REQUIRED TASK:
Copy out lines with the word "average" from the material that follows.

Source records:
--------
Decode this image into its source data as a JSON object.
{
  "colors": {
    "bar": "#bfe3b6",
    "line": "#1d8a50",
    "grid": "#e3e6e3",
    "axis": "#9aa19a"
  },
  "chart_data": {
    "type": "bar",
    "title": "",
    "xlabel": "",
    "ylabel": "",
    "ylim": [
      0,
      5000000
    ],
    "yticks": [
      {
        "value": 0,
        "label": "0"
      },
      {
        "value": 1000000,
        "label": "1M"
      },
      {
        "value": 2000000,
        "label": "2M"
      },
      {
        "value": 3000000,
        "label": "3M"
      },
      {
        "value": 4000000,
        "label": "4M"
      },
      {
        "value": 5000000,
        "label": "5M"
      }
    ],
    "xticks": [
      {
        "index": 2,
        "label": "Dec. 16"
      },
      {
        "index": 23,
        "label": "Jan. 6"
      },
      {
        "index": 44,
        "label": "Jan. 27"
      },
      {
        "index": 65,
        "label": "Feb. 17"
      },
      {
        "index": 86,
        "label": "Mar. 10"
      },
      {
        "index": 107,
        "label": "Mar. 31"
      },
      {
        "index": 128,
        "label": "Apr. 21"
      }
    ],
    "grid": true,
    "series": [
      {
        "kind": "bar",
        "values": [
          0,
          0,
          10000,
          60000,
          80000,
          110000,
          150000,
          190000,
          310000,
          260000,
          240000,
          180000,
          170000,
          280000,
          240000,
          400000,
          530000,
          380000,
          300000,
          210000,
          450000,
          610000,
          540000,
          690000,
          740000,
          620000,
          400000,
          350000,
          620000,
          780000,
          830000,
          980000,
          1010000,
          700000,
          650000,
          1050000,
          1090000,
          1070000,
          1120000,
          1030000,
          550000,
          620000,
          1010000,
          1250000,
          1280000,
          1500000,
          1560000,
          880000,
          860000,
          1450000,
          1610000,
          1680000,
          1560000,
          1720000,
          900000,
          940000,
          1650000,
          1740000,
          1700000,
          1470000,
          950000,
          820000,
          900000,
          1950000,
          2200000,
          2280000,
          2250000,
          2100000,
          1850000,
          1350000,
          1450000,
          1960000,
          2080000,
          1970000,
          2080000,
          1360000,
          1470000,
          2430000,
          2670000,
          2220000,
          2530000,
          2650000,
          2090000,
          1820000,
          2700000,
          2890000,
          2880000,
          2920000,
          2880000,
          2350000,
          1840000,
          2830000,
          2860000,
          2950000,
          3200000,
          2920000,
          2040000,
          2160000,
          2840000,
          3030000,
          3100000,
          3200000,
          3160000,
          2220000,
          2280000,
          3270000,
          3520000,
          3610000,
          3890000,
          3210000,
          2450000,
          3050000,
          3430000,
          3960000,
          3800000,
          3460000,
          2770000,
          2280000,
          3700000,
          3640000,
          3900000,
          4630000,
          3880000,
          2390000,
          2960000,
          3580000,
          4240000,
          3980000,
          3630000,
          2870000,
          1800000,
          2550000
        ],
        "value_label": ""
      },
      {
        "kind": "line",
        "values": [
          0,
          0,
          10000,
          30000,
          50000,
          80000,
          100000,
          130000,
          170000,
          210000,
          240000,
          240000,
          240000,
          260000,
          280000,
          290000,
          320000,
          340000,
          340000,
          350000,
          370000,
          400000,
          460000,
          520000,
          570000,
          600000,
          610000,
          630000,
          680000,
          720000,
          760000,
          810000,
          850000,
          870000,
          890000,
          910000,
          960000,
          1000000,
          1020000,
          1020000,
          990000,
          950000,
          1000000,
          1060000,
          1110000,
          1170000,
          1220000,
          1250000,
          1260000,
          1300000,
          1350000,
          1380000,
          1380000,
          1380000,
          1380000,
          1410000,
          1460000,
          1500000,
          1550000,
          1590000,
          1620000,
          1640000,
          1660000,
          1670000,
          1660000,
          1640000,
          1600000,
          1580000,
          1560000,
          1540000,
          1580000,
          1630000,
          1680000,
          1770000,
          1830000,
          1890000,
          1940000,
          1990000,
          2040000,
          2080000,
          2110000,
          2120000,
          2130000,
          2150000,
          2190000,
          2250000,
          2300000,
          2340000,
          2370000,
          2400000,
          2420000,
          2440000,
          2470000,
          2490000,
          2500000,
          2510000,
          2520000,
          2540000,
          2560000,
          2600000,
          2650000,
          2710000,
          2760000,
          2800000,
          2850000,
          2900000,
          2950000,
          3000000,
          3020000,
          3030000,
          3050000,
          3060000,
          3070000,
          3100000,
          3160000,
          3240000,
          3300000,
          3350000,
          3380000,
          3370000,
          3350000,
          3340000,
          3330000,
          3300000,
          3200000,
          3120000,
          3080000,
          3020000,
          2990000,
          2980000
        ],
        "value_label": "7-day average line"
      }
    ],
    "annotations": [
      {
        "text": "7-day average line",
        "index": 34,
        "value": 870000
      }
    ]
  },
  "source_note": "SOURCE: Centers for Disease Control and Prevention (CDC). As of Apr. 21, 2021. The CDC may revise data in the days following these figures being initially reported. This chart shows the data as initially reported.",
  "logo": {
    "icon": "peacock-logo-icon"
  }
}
--------
EXERCISE RESPONSE:
        "value_label": "7-day average line"
        "text": "7-day average line",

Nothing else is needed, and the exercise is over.